--- Begin DATA FOR THIS EXERCISE ---

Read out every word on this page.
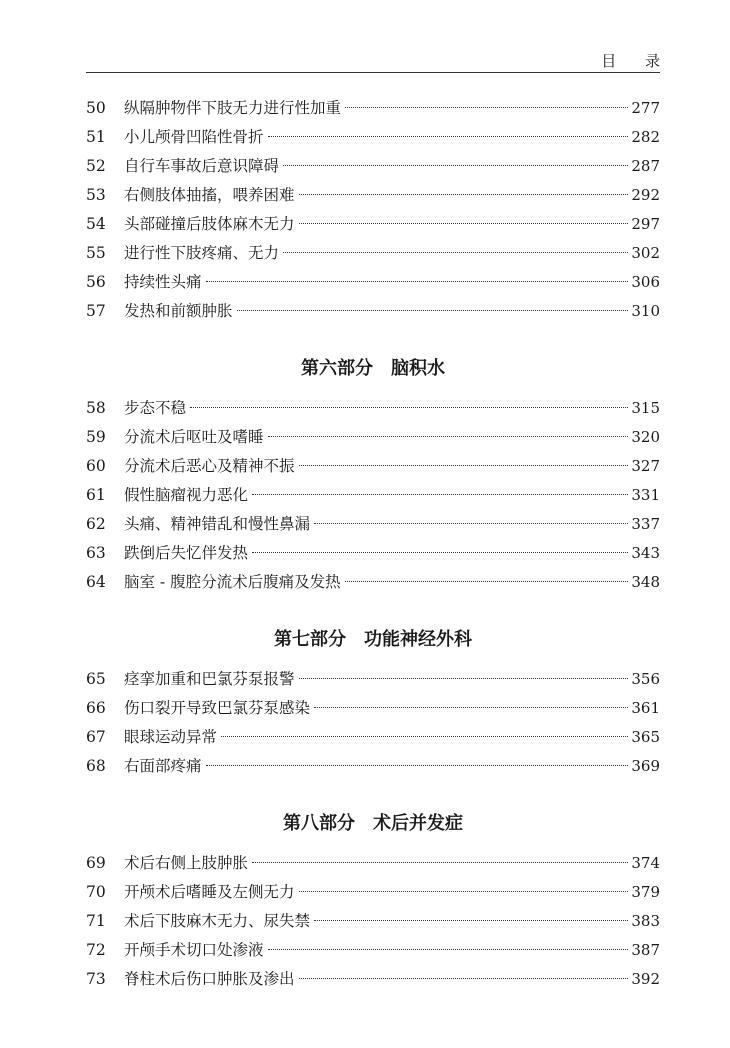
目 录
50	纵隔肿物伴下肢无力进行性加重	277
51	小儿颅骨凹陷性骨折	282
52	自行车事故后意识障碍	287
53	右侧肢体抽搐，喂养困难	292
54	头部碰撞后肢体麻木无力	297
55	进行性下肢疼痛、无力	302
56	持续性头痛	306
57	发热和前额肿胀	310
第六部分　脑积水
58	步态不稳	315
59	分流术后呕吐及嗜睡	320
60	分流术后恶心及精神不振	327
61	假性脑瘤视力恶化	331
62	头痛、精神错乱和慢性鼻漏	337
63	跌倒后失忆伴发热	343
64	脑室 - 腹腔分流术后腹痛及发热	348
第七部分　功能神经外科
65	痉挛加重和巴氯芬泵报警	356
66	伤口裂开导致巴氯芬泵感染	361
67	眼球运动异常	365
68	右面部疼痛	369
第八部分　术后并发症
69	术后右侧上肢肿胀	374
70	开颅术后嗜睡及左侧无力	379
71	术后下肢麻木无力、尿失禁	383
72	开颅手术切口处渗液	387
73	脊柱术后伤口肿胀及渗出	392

--- End DATA FOR THIS EXERCISE ---

Each record above is to be restated exactly, with its pictures removed from the copy.

> SOLUTION FOR THIS TASK
Read out every word on this page.
目 录
50	纵隔肿物伴下肢无力进行性加重	277
51	小儿颅骨凹陷性骨折	282
52	自行车事故后意识障碍	287
53	右侧肢体抽搐，喂养困难	292
54	头部碰撞后肢体麻木无力	297
55	进行性下肢疼痛、无力	302
56	持续性头痛	306
57	发热和前额肿胀	310
第六部分　脑积水
58	步态不稳	315
59	分流术后呕吐及嗜睡	320
60	分流术后恶心及精神不振	327
61	假性脑瘤视力恶化	331
62	头痛、精神错乱和慢性鼻漏	337
63	跌倒后失忆伴发热	343
64	脑室 - 腹腔分流术后腹痛及发热	348
第七部分　功能神经外科
65	痉挛加重和巴氯芬泵报警	356
66	伤口裂开导致巴氯芬泵感染	361
67	眼球运动异常	365
68	右面部疼痛	369
第八部分　术后并发症
69	术后右侧上肢肿胀	374
70	开颅术后嗜睡及左侧无力	379
71	术后下肢麻木无力、尿失禁	383
72	开颅手术切口处渗液	387
73	脊柱术后伤口肿胀及渗出	392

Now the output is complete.